Go through the data below line by line and count those containing the word "sidebar". Reply with the count only.

··· Exercise material

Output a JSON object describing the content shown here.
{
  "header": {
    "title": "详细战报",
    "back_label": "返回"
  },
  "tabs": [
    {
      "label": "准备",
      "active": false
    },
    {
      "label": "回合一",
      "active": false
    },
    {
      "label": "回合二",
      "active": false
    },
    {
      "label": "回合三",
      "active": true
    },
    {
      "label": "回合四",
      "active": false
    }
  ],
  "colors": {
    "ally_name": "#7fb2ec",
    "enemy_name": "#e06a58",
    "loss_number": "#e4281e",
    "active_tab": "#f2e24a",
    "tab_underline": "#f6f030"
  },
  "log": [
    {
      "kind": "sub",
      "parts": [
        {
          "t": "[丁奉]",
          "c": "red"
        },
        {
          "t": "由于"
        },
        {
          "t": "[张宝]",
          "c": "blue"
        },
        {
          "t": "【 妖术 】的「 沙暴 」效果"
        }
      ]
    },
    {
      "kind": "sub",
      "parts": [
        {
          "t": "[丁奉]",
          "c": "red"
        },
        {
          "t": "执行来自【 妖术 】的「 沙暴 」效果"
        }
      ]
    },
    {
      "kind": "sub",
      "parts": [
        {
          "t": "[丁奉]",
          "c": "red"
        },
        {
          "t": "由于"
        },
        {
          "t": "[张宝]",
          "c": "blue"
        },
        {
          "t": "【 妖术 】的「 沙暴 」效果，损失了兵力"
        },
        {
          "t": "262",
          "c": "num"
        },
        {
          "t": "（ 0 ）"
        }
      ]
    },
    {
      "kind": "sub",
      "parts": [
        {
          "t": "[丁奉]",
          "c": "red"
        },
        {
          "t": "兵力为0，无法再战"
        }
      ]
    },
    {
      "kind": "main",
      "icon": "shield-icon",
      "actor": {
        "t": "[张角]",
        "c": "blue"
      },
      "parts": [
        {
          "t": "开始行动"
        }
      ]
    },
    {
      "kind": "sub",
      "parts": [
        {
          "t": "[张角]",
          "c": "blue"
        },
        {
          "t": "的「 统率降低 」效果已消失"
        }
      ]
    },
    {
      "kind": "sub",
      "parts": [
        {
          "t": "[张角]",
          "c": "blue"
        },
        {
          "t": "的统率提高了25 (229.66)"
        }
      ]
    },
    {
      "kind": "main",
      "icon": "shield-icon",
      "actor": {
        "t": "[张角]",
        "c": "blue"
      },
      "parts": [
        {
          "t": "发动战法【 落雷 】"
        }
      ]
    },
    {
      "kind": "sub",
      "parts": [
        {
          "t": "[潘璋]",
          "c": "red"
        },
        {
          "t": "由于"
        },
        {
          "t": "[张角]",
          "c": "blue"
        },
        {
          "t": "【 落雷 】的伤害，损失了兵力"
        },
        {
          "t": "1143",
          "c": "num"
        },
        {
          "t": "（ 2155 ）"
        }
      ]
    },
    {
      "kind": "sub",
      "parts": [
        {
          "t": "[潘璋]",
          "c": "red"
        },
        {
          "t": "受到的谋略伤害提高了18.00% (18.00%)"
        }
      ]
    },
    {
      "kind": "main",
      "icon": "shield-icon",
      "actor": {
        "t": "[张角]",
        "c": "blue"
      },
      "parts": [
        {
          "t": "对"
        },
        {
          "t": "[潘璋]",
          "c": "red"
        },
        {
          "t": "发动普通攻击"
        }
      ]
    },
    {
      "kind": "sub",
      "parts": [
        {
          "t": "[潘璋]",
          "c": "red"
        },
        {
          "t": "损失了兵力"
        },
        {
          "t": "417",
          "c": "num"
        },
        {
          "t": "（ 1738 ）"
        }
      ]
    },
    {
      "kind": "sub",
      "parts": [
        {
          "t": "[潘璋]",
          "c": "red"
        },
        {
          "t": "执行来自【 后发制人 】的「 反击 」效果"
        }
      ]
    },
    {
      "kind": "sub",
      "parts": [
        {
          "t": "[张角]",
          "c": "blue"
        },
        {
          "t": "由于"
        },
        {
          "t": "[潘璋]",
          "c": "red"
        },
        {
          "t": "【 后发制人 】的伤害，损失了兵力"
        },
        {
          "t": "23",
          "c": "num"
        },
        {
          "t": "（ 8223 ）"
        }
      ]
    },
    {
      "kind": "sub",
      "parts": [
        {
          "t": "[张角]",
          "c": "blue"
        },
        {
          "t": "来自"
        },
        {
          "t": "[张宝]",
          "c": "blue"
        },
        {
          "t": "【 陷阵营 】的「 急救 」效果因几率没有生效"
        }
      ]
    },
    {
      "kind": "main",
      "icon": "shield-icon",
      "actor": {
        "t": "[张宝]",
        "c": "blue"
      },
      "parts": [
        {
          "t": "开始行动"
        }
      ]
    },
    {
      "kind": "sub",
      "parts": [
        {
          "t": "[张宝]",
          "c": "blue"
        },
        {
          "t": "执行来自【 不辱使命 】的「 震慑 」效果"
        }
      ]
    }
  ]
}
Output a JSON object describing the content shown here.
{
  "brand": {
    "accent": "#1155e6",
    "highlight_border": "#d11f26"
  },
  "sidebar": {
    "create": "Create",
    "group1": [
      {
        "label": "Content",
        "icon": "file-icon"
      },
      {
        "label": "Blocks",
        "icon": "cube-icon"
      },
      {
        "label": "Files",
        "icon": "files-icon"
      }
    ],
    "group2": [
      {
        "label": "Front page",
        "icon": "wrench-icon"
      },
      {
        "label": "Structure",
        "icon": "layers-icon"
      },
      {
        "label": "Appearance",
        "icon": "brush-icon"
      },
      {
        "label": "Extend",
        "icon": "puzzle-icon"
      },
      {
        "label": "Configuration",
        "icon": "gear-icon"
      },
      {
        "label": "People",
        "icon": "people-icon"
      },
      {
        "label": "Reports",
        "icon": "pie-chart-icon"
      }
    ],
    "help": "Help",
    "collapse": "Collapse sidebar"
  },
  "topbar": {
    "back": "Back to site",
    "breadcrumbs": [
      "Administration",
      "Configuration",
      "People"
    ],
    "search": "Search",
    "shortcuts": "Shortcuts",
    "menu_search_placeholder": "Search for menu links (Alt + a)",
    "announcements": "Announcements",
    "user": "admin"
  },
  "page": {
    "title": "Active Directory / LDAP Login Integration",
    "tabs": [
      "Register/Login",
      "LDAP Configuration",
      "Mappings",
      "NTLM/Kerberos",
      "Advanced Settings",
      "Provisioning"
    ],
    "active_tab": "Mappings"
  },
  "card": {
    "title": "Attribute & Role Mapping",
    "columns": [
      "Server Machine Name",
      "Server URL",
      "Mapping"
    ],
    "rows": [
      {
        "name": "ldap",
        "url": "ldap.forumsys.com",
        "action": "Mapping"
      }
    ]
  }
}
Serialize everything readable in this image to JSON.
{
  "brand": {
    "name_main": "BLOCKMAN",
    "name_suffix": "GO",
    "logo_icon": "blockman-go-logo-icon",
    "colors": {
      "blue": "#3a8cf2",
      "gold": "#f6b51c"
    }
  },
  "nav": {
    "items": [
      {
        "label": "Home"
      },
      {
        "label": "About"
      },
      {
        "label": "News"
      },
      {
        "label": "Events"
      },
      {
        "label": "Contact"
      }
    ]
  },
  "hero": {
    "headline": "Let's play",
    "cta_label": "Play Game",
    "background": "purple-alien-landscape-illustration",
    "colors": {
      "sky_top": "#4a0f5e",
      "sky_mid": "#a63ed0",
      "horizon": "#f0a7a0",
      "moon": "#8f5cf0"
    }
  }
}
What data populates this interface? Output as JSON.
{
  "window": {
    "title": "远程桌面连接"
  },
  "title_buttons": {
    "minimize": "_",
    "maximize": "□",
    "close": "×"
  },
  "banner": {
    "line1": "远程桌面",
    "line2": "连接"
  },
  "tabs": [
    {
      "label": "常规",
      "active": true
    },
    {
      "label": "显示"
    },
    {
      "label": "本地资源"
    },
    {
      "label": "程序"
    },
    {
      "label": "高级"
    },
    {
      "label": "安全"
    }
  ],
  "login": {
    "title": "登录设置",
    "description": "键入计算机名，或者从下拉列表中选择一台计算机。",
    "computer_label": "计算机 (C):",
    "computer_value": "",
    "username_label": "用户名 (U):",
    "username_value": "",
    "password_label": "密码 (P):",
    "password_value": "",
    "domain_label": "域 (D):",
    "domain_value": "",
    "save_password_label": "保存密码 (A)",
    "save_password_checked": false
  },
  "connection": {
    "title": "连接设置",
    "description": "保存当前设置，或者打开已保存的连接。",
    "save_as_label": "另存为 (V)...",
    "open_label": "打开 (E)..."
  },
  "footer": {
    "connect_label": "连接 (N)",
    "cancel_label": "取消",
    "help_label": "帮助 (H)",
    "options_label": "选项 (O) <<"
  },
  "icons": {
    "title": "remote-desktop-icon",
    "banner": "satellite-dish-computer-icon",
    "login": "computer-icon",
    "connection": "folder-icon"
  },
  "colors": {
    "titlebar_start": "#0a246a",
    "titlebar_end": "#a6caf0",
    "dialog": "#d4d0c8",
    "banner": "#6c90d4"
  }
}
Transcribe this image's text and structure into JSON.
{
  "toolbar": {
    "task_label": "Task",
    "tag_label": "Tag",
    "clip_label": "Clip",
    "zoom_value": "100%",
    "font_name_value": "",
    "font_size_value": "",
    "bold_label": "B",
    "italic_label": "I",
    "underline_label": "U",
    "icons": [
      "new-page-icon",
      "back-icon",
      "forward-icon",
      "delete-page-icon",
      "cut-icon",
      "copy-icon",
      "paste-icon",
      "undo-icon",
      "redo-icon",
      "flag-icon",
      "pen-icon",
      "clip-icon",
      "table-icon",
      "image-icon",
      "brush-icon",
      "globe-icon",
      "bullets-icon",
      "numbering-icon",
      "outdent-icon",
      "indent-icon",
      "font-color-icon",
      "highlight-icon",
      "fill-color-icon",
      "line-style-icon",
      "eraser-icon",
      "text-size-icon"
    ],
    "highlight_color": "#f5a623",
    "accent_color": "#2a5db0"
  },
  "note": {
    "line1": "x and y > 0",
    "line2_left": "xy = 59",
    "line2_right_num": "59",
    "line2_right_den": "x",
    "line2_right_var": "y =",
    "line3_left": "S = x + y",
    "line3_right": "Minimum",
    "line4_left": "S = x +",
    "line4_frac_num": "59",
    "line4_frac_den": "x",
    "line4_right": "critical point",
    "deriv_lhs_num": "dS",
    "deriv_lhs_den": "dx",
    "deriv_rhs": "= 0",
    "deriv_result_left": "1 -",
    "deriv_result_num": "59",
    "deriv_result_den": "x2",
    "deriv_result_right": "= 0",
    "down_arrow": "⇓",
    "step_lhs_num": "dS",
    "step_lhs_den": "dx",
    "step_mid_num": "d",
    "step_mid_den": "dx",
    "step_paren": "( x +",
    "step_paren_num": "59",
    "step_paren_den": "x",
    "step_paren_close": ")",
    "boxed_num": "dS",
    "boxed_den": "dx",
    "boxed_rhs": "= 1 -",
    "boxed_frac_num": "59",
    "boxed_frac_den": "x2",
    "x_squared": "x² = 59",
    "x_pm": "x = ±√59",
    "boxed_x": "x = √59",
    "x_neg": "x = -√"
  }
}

······

Full output: 2